> **Page extract**
--------------------------------------------------
This uses the simple week definition, meaning the 20th week of 2013 is May 14.

To calculate the date of the start of a given ISO8601 week (which will always be a Monday) either use Moment.js, e.g.:

moment("2013W20").toDate()

or without external libraries:

/**
 * Get the date from an ISO 8601 week and year
 *
 * https://en.wikipedia.org/wiki/ISO_week_date
 *
 * @param {number} week ISO 8601 week number
 * @param {number} year ISO year
 *
 * Examples:
 *  getDateOfIsoWeek(53, 1976) -> Mon Dec 27 1976
 *  getDateOfIsoWeek( 1, 1978) -> Mon Jan 02 1978
 *  getDateOfIsoWeek( 1, 1980) -> Mon Dec 31 1979
 *  getDateOfIsoWeek(53, 2020) -> Mon Dec 28 2020
 *  getDateOfIsoWeek( 1, 2021) -> Mon Jan 04 2021
 *  getDateOfIsoWeek( 0, 2023) -> Invalid (no week 0)
--------------------------------------------------
> **What is being asked**
Pick up the excerpt on getting the start date of an ISO 8601 week where it stops, and continue it.

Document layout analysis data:
--------------------------------------------------
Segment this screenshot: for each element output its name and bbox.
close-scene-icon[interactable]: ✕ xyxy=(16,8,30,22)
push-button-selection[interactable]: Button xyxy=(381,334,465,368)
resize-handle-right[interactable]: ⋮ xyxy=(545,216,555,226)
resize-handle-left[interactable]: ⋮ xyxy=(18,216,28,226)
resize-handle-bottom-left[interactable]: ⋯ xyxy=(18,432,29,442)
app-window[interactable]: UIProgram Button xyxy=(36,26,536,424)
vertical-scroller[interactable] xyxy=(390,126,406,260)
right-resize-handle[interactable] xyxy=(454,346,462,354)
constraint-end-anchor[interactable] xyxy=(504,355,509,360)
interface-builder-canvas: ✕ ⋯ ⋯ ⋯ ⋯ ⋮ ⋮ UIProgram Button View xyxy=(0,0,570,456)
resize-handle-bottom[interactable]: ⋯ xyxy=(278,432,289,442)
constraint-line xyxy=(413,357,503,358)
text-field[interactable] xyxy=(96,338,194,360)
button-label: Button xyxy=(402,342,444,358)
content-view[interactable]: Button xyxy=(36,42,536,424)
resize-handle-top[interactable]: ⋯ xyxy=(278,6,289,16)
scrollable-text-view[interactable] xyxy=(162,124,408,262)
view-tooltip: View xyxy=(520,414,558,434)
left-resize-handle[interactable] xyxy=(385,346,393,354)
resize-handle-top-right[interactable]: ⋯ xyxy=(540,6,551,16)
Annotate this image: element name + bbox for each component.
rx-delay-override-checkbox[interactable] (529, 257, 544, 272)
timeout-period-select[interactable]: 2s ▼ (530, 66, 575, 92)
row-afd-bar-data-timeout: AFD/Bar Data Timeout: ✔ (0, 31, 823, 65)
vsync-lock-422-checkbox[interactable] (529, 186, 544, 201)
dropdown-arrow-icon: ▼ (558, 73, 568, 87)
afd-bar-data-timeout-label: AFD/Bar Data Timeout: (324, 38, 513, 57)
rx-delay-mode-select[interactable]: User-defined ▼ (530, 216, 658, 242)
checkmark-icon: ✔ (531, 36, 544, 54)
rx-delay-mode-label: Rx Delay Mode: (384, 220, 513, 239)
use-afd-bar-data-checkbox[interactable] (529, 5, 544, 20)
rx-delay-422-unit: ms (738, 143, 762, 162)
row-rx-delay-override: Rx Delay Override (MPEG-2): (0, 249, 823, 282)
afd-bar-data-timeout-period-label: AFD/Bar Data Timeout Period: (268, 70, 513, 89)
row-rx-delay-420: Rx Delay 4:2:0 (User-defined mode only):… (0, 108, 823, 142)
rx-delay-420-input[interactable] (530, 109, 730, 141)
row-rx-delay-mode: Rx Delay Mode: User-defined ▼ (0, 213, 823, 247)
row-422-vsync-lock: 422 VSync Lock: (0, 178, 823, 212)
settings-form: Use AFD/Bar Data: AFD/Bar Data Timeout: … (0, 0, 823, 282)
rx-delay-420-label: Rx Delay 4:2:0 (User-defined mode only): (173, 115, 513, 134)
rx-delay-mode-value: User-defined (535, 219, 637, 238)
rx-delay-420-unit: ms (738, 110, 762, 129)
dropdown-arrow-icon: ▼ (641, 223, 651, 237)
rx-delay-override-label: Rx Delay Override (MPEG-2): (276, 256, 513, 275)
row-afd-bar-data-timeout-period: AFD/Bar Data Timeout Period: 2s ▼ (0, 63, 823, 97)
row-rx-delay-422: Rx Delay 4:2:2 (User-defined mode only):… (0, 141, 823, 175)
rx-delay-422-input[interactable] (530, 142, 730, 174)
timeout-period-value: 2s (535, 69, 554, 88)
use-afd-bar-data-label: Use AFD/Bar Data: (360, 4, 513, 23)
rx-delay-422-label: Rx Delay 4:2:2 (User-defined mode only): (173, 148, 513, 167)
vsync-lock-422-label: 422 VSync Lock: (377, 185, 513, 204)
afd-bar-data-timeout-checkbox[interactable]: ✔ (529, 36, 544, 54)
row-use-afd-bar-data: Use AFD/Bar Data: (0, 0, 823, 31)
--------------------------------------------------
> **Your response**
 *  getDateOfIsoWeek(53, 2023) -> Invalid (no week 53 in 2023)
 */
function getDateOfIsoWeek(week, year) {
    week = parseFloat(week);
    year = parseFloat(year);
  
    if (week < 1 || week > 53) {
      throw new RangeError("ISO 8601 weeks are numbered from 1 to 53");
    } else if (!Number.isInteger(week)) {
      throw new TypeError("Week must be an integer");
    } else if (!Number.isInteger(year)) {
      throw new TypeError("Year must be an integer");
    }
  
    const simple = new Date(year, 0, 1 + (week - 1) * 7);
    const dayOfWeek = simple.getDay();
    const isoWeekStart = simple;

    // Get the Monday past, and add a week if the day was
    // Friday, Saturday or Sunday.
  
    isoWeekStart.setDate(simple.getDate() - dayOfWeek + 1);
    if (dayOfWeek > 4) {
        isoWeekStart.setDate(isoWeekStart.getDate() + 7);
    }

    // The latest possible ISO week starts on December 28 of the current year.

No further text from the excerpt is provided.